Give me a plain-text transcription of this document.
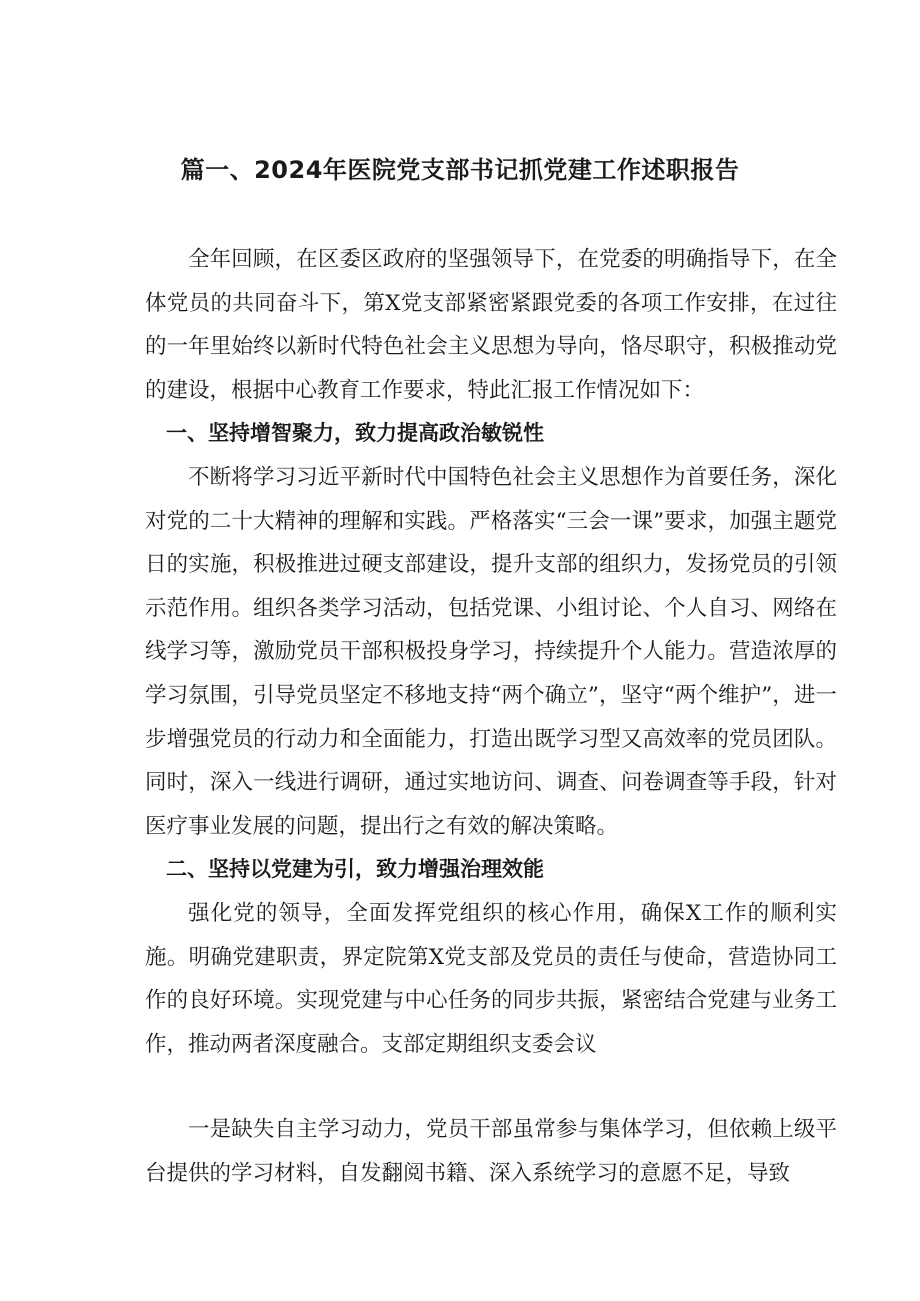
篇一、2024年医院党支部书记抓党建工作述职报告

全年回顾，在区委区政府的坚强领导下，在党委的明确指导下，在全体党员的共同奋斗下，第X党支部紧密紧跟党委的各项工作安排，在过往的一年里始终以新时代特色社会主义思想为导向，恪尽职守，积极推动党的建设，根据中心教育工作要求，特此汇报工作情况如下：

一、坚持增智聚力，致力提高政治敏锐性

不断将学习习近平新时代中国特色社会主义思想作为首要任务，深化对党的二十大精神的理解和实践。严格落实“三会一课”要求，加强主题党日的实施，积极推进过硬支部建设，提升支部的组织力，发扬党员的引领示范作用。组织各类学习活动，包括党课、小组讨论、个人自习、网络在线学习等，激励党员干部积极投身学习，持续提升个人能力。营造浓厚的学习氛围，引导党员坚定不移地支持“两个确立”，坚守“两个维护”，进一步增强党员的行动力和全面能力，打造出既学习型又高效率的党员团队。同时，深入一线进行调研，通过实地访问、调查、问卷调查等手段，针对医疗事业发展的问题，提出行之有效的解决策略。

二、坚持以党建为引，致力增强治理效能

强化党的领导，全面发挥党组织的核心作用，确保X工作的顺利实施。明确党建职责，界定院第X党支部及党员的责任与使命，营造协同工作的良好环境。实现党建与中心任务的同步共振，紧密结合党建与业务工作，推动两者深度融合。支部定期组织支委会议

一是缺失自主学习动力，党员干部虽常参与集体学习，但依赖上级平台提供的学习材料，自发翻阅书籍、深入系统学习的意愿不足，导致
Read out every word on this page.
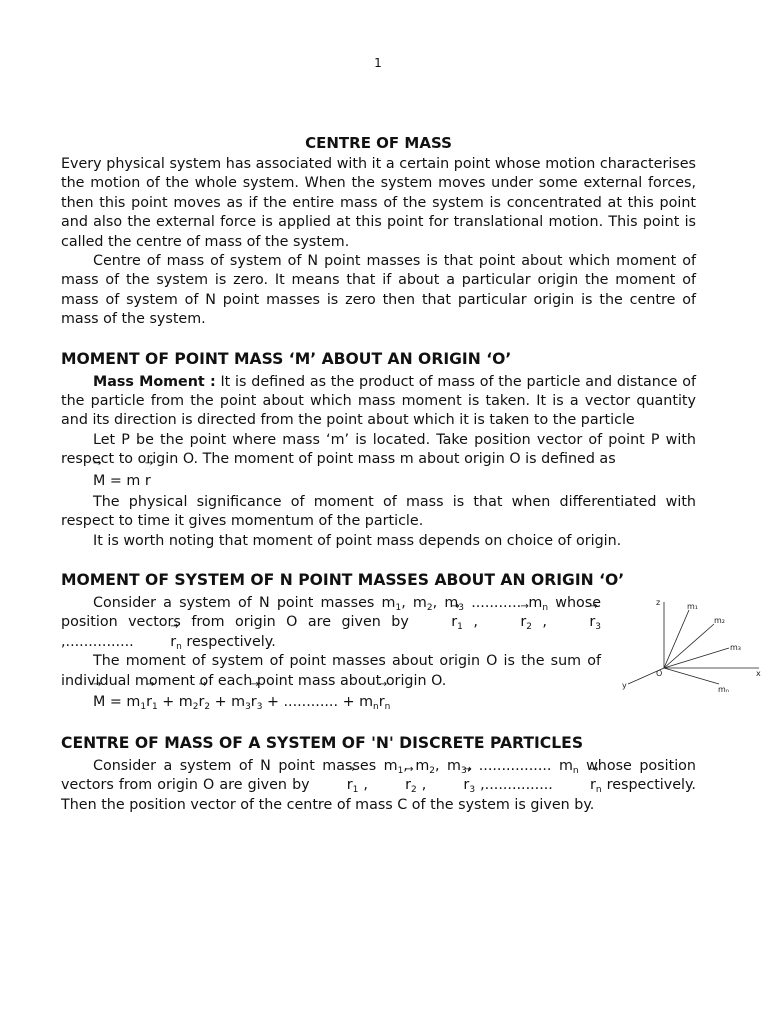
1
CENTRE OF MASS

Every physical system has associated with it a certain point whose motion characterises the motion of the whole system. When the system moves under some external forces, then this point moves as if the entire mass of the system is concentrated at this point and also the external force is applied at this point for translational motion. This point is called the centre of mass of the system.

Centre of mass of system of N point masses is that point about which moment of mass of the system is zero. It means that if about a particular origin the moment of mass of system of N point masses is zero then that particular origin is the centre of mass of the system.

MOMENT OF POINT MASS ‘M’ ABOUT AN ORIGIN ‘O’

Mass Moment : It is defined as the product of mass of the particle and distance of the particle from the point about which mass moment is taken. It is a vector quantity and its direction is directed from the point about which it is taken to the particle

Let P be the point where mass ‘m’ is located. Take position vector of point P with respect to origin O. The moment of point mass m about origin O is defined as

→ M = m → r

The physical significance of moment of mass is that when differentiated with respect to time it gives momentum of the particle.

It is worth noting that moment of point mass depends on choice of origin.

MOMENT OF SYSTEM OF N POINT MASSES ABOUT AN ORIGIN ‘O’

Consider a system of N point masses $m_1$, $m_2$, $m_3$ ........... $m_n$ whose position vectors from origin O are given by	→ $r_1$ , → $r_2$ , → $r_3$ ,............... → $r_n$ respectively.

The moment of system of point masses about origin O is the sum of individual moment of each point mass about origin O.

z
y
x
O
m₁
m₂
m₃
mₙ
→ $M = m_1\to r_1 + m_2\to r_2 + m_3\to r_3$ + ............ + $m_n\to r_n$
CENTRE OF MASS OF A SYSTEM OF 'N' DISCRETE PARTICLES

Consider a system of N point masses $m_1$, $m_2$, $m_3$, ................ $m_n$ whose position vectors from origin O are given by	→ $r_1$ , → $r_2$ , → $r_3$ ,............... → $r_n$ respectively. Then the position vector of the centre of mass C of the system is given by.
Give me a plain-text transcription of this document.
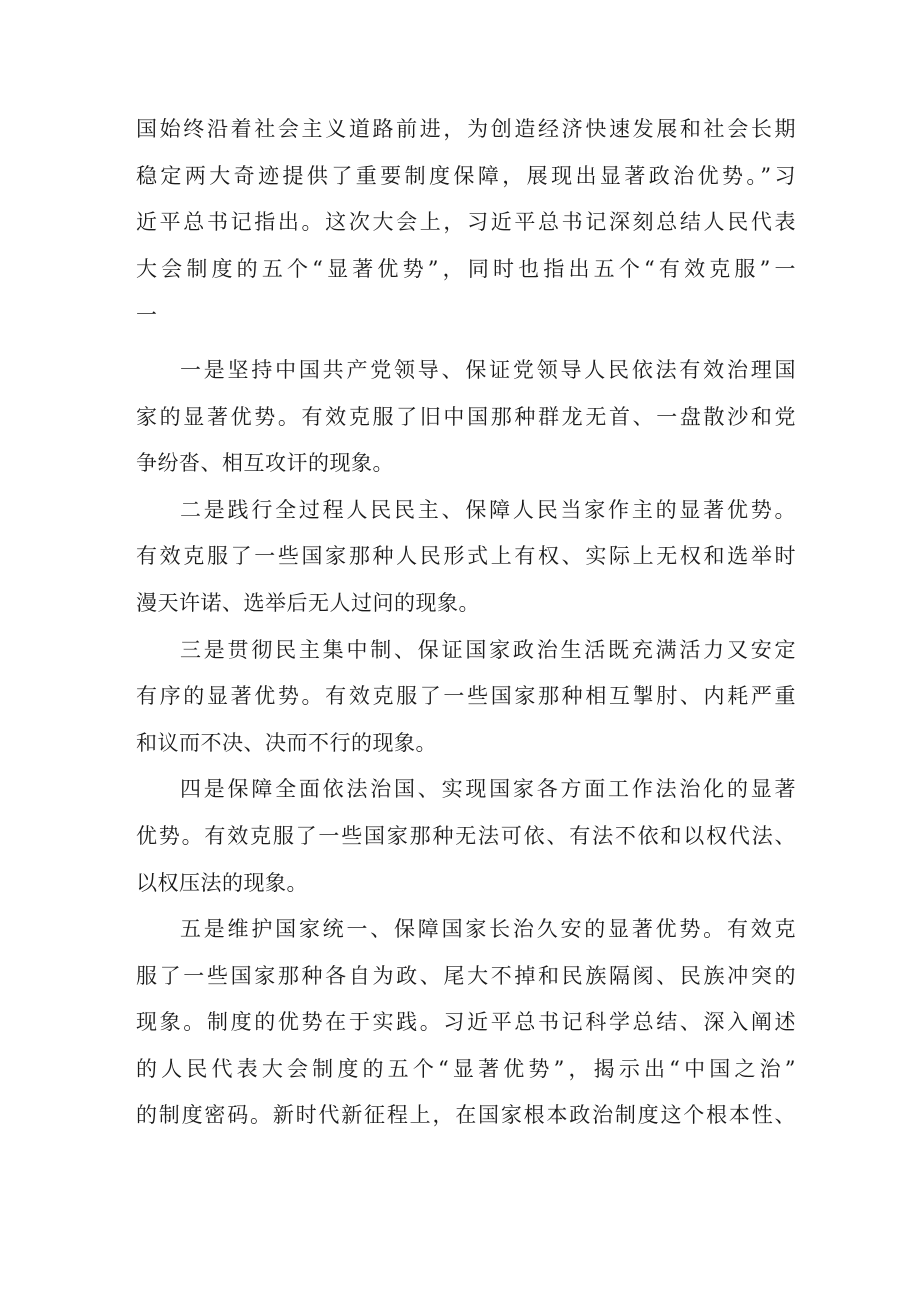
国始终沿着社会主义道路前进，为创造经济快速发展和社会长期
稳定两大奇迹提供了重要制度保障，展现出显著政治优势。”习
近平总书记指出。这次大会上，习近平总书记深刻总结人民代表
大会制度的五个“显著优势”，同时也指出五个“有效克服”一
一
一是坚持中国共产党领导、保证党领导人民依法有效治理国
家的显著优势。有效克服了旧中国那种群龙无首、一盘散沙和党
争纷沓、相互攻讦的现象。
二是践行全过程人民民主、保障人民当家作主的显著优势。
有效克服了一些国家那种人民形式上有权、实际上无权和选举时
漫天许诺、选举后无人过问的现象。
三是贯彻民主集中制、保证国家政治生活既充满活力又安定
有序的显著优势。有效克服了一些国家那种相互掣肘、内耗严重
和议而不决、决而不行的现象。
四是保障全面依法治国、实现国家各方面工作法治化的显著
优势。有效克服了一些国家那种无法可依、有法不依和以权代法、
以权压法的现象。
五是维护国家统一、保障国家长治久安的显著优势。有效克
服了一些国家那种各自为政、尾大不掉和民族隔阂、民族冲突的
现象。制度的优势在于实践。习近平总书记科学总结、深入阐述
的人民代表大会制度的五个“显著优势”，揭示出“中国之治”
的制度密码。新时代新征程上，在国家根本政治制度这个根本性、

▬▬▬

=== REQUIREMENTS ===
All lines that include "defined" are to be gathered and copied.

=== RESULT ===
Mass Moment : It is defined as the product of mass of the particle and distance of the particle from the point about which mass moment is taken. It is a vector quantity and its direction is directed from the point about which it is taken to the particle
Let P be the point where mass ‘m’ is located. Take position vector of point P with respect to origin O. The moment of point mass m about origin O is defined as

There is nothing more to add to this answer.